──────── Given records
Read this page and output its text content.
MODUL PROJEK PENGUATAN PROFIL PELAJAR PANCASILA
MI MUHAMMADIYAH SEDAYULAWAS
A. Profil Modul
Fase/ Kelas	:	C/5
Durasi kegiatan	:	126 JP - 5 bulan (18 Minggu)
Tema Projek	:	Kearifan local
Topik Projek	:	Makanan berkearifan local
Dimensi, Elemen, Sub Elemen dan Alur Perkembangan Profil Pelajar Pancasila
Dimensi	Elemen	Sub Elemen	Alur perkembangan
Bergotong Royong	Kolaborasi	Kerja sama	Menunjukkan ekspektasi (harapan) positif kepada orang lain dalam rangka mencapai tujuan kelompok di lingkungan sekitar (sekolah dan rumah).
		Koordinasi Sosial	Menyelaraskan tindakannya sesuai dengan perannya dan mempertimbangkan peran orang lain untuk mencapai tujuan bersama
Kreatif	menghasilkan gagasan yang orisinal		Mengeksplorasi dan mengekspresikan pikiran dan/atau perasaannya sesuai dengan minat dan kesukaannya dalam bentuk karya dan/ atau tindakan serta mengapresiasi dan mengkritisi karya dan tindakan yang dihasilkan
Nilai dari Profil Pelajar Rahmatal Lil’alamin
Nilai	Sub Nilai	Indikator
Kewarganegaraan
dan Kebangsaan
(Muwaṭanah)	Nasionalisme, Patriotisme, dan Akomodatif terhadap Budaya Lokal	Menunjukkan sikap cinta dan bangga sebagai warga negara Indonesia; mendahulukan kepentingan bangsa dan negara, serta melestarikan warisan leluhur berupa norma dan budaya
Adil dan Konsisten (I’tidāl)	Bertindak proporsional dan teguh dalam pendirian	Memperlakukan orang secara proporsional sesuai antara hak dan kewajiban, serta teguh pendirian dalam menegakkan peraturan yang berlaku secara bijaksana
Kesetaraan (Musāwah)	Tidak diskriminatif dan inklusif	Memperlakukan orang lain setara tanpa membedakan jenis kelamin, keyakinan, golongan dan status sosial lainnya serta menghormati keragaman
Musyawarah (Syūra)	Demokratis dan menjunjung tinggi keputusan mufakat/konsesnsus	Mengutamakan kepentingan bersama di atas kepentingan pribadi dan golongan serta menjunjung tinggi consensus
────────────────
> _What is expected_:
In the listing, find every line containing the word "Nilai" and list it.

> _Result for this task_:
Nilai dari Profil Pelajar Rahmatal Lil’alamin
Nilai	Sub Nilai	Indikator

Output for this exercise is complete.